- REQUEST -
Tell how many lines in the data below include the word "title". The answer is the number only.

# START OF DATA TO USE

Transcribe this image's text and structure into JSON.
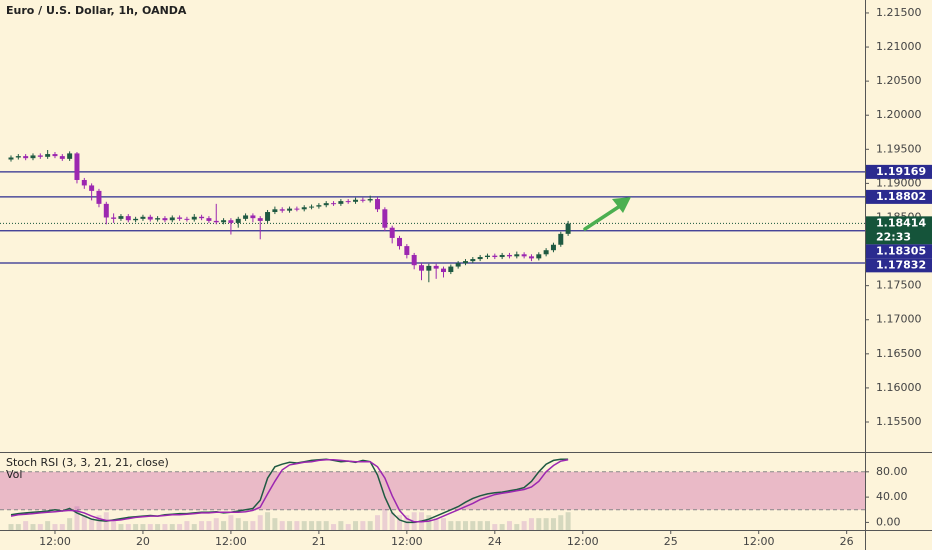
{
  "chart_data": [
    {
      "type": "candlestick",
      "title": "Euro / U.S. Dollar, 1h, OANDA",
      "x": [
        6,
        7,
        8,
        9,
        10,
        11,
        12,
        13,
        14,
        15,
        16,
        17,
        18,
        19,
        20,
        21,
        22,
        23,
        24,
        25,
        26,
        27,
        28,
        29,
        30,
        31,
        32,
        33,
        34,
        35,
        36,
        37,
        38,
        39,
        40,
        41,
        42,
        43,
        44,
        45,
        46,
        47,
        48,
        49,
        50,
        51,
        52,
        53,
        54,
        55,
        56,
        57,
        58,
        59,
        60,
        61,
        62,
        63,
        64,
        65,
        66,
        67,
        68,
        69,
        70,
        71,
        72,
        73,
        74,
        75,
        76,
        77,
        78,
        79,
        80,
        81,
        82
      ],
      "open": [
        1.1935,
        1.1938,
        1.194,
        1.1937,
        1.1941,
        1.1939,
        1.1943,
        1.194,
        1.1936,
        1.1944,
        1.1905,
        1.1897,
        1.1889,
        1.187,
        1.185,
        1.1848,
        1.1852,
        1.1846,
        1.1848,
        1.1851,
        1.1847,
        1.1849,
        1.1846,
        1.185,
        1.1848,
        1.1847,
        1.1851,
        1.1849,
        1.1845,
        1.1843,
        1.1846,
        1.1842,
        1.1848,
        1.1853,
        1.1849,
        1.1845,
        1.1858,
        1.1862,
        1.186,
        1.1863,
        1.1862,
        1.1865,
        1.1866,
        1.1868,
        1.1871,
        1.187,
        1.1874,
        1.1873,
        1.1876,
        1.1875,
        1.1877,
        1.1862,
        1.1835,
        1.182,
        1.1808,
        1.1795,
        1.178,
        1.1772,
        1.1779,
        1.1775,
        1.177,
        1.1778,
        1.1783,
        1.1786,
        1.1789,
        1.1792,
        1.1794,
        1.1792,
        1.1795,
        1.1793,
        1.1796,
        1.1793,
        1.179,
        1.1796,
        1.1802,
        1.181,
        1.1826
      ],
      "high": [
        1.1941,
        1.1943,
        1.1943,
        1.1944,
        1.1944,
        1.1949,
        1.1946,
        1.1943,
        1.1947,
        1.1946,
        1.1908,
        1.19,
        1.1892,
        1.1873,
        1.1856,
        1.1855,
        1.1855,
        1.1851,
        1.1854,
        1.1854,
        1.1852,
        1.1852,
        1.1853,
        1.1853,
        1.1851,
        1.1855,
        1.1854,
        1.1852,
        1.187,
        1.1849,
        1.1849,
        1.1851,
        1.1856,
        1.1856,
        1.1852,
        1.1861,
        1.1866,
        1.1865,
        1.1866,
        1.1866,
        1.1868,
        1.1869,
        1.1871,
        1.1874,
        1.1874,
        1.1877,
        1.1877,
        1.1879,
        1.1879,
        1.1882,
        1.188,
        1.1865,
        1.1838,
        1.1823,
        1.1811,
        1.1798,
        1.1783,
        1.1782,
        1.1782,
        1.1778,
        1.1781,
        1.1786,
        1.1789,
        1.1792,
        1.1795,
        1.1797,
        1.1797,
        1.1798,
        1.1798,
        1.18,
        1.1799,
        1.1796,
        1.1799,
        1.1805,
        1.1813,
        1.1829,
        1.1845
      ],
      "low": [
        1.1932,
        1.1935,
        1.1934,
        1.1934,
        1.1936,
        1.1936,
        1.1937,
        1.1933,
        1.1933,
        1.19,
        1.1892,
        1.1875,
        1.1865,
        1.184,
        1.1842,
        1.1845,
        1.1843,
        1.1843,
        1.1845,
        1.1844,
        1.1844,
        1.1843,
        1.1843,
        1.1845,
        1.1844,
        1.1844,
        1.1846,
        1.1842,
        1.184,
        1.184,
        1.1825,
        1.1835,
        1.1845,
        1.1843,
        1.1818,
        1.1842,
        1.1855,
        1.1857,
        1.1857,
        1.1859,
        1.1859,
        1.1862,
        1.1863,
        1.1865,
        1.1867,
        1.1867,
        1.187,
        1.187,
        1.1872,
        1.1872,
        1.1858,
        1.183,
        1.1812,
        1.1803,
        1.179,
        1.1774,
        1.1758,
        1.1755,
        1.176,
        1.1762,
        1.1767,
        1.1775,
        1.178,
        1.1783,
        1.1786,
        1.1789,
        1.1789,
        1.1789,
        1.179,
        1.179,
        1.179,
        1.1786,
        1.1787,
        1.1793,
        1.1799,
        1.1807,
        1.1823
      ],
      "close": [
        1.1938,
        1.194,
        1.1937,
        1.1941,
        1.1939,
        1.1943,
        1.194,
        1.1936,
        1.1944,
        1.1905,
        1.1897,
        1.1889,
        1.187,
        1.185,
        1.1848,
        1.1852,
        1.1846,
        1.1848,
        1.1851,
        1.1847,
        1.1849,
        1.1846,
        1.185,
        1.1848,
        1.1847,
        1.1851,
        1.1849,
        1.1845,
        1.1843,
        1.1846,
        1.1842,
        1.1848,
        1.1853,
        1.1849,
        1.1845,
        1.1858,
        1.1862,
        1.186,
        1.1863,
        1.1862,
        1.1865,
        1.1866,
        1.1868,
        1.1871,
        1.187,
        1.1874,
        1.1873,
        1.1876,
        1.1875,
        1.1877,
        1.1862,
        1.1835,
        1.182,
        1.1808,
        1.1795,
        1.178,
        1.1772,
        1.1779,
        1.1775,
        1.177,
        1.1778,
        1.1783,
        1.1786,
        1.1789,
        1.1792,
        1.1794,
        1.1792,
        1.1795,
        1.1793,
        1.1796,
        1.1793,
        1.179,
        1.1796,
        1.1802,
        1.181,
        1.1826,
        1.1841
      ],
      "up_color": "#1f5a42",
      "down_color": "#9c27b0",
      "xlim": [
        4.5,
        122.5
      ],
      "xticks": [
        {
          "value": 12,
          "label": "12:00"
        },
        {
          "value": 24,
          "label": "20"
        },
        {
          "value": 36,
          "label": "12:00"
        },
        {
          "value": 48,
          "label": "21"
        },
        {
          "value": 60,
          "label": "12:00"
        },
        {
          "value": 72,
          "label": "24"
        },
        {
          "value": 84,
          "label": "12:00"
        },
        {
          "value": 96,
          "label": "25"
        },
        {
          "value": 108,
          "label": "12:00"
        },
        {
          "value": 120,
          "label": "26"
        }
      ],
      "ylim": [
        1.1506,
        1.2169
      ],
      "yticks": [
        {
          "value": 1.215,
          "label": "1.21500"
        },
        {
          "value": 1.21,
          "label": "1.21000"
        },
        {
          "value": 1.205,
          "label": "1.20500"
        },
        {
          "value": 1.2,
          "label": "1.20000"
        },
        {
          "value": 1.195,
          "label": "1.19500"
        },
        {
          "value": 1.19,
          "label": "1.19000"
        },
        {
          "value": 1.185,
          "label": "1.18500"
        },
        {
          "value": 1.18,
          "label": "1.18000"
        },
        {
          "value": 1.175,
          "label": "1.17500"
        },
        {
          "value": 1.17,
          "label": "1.17000"
        },
        {
          "value": 1.165,
          "label": "1.16500"
        },
        {
          "value": 1.16,
          "label": "1.16000"
        },
        {
          "value": 1.155,
          "label": "1.15500"
        }
      ],
      "levels": [
        1.19169,
        1.18802,
        1.18305,
        1.17832
      ],
      "level_color": "#2b2b8f",
      "last_price": 1.18414,
      "countdown": "22:33",
      "last_price_color": "#15543a"
    },
    {
      "type": "line",
      "title": "Stoch RSI (3, 3, 21, 21, close)",
      "series": [
        {
          "color": "#1f5a42",
          "values": [
            12,
            14,
            15,
            16,
            17,
            18,
            20,
            18,
            22,
            15,
            10,
            5,
            3,
            2,
            4,
            6,
            8,
            9,
            10,
            11,
            10,
            12,
            13,
            14,
            14,
            15,
            16,
            16,
            17,
            15,
            16,
            18,
            20,
            22,
            35,
            70,
            88,
            92,
            95,
            94,
            96,
            98,
            99,
            100,
            98,
            96,
            97,
            95,
            98,
            96,
            75,
            40,
            15,
            4,
            0,
            0,
            2,
            5,
            10,
            15,
            20,
            25,
            32,
            38,
            42,
            45,
            47,
            48,
            50,
            52,
            55,
            65,
            80,
            92,
            98,
            100,
            100
          ]
        },
        {
          "color": "#9c27b0",
          "values": [
            10,
            12,
            13,
            14,
            15,
            16,
            17,
            18,
            19,
            18,
            15,
            10,
            6,
            3,
            3,
            4,
            6,
            8,
            9,
            10,
            10,
            11,
            12,
            12,
            13,
            14,
            15,
            15,
            16,
            16,
            16,
            16,
            17,
            19,
            24,
            45,
            65,
            83,
            91,
            93,
            95,
            96,
            98,
            99,
            99,
            98,
            97,
            96,
            96,
            96,
            88,
            70,
            42,
            19,
            6,
            1,
            1,
            2,
            5,
            10,
            15,
            20,
            25,
            30,
            36,
            40,
            44,
            46,
            48,
            50,
            52,
            56,
            65,
            80,
            90,
            97,
            99
          ]
        }
      ],
      "ylim": [
        -12,
        105
      ],
      "yticks": [
        {
          "value": 80,
          "label": "80.00"
        },
        {
          "value": 40,
          "label": "40.00"
        },
        {
          "value": 0,
          "label": "0.00"
        }
      ],
      "bands": [
        20,
        80
      ],
      "band_color": "#e8b4c4",
      "volume_label": "Vol",
      "volume": [
        2,
        2,
        3,
        2,
        2,
        3,
        2,
        2,
        4,
        8,
        5,
        4,
        5,
        6,
        3,
        2,
        2,
        2,
        2,
        2,
        2,
        2,
        2,
        2,
        3,
        2,
        3,
        3,
        4,
        3,
        5,
        4,
        3,
        3,
        5,
        6,
        4,
        3,
        3,
        3,
        3,
        3,
        3,
        3,
        2,
        3,
        2,
        3,
        3,
        3,
        5,
        7,
        6,
        5,
        5,
        6,
        6,
        5,
        4,
        4,
        3,
        3,
        3,
        3,
        3,
        3,
        2,
        2,
        3,
        2,
        3,
        4,
        4,
        4,
        4,
        5,
        6
      ],
      "volume_ylim": [
        0,
        25
      ]
    }
  ]
}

# END OF DATA TO USE

- TASK OUTPUT -
2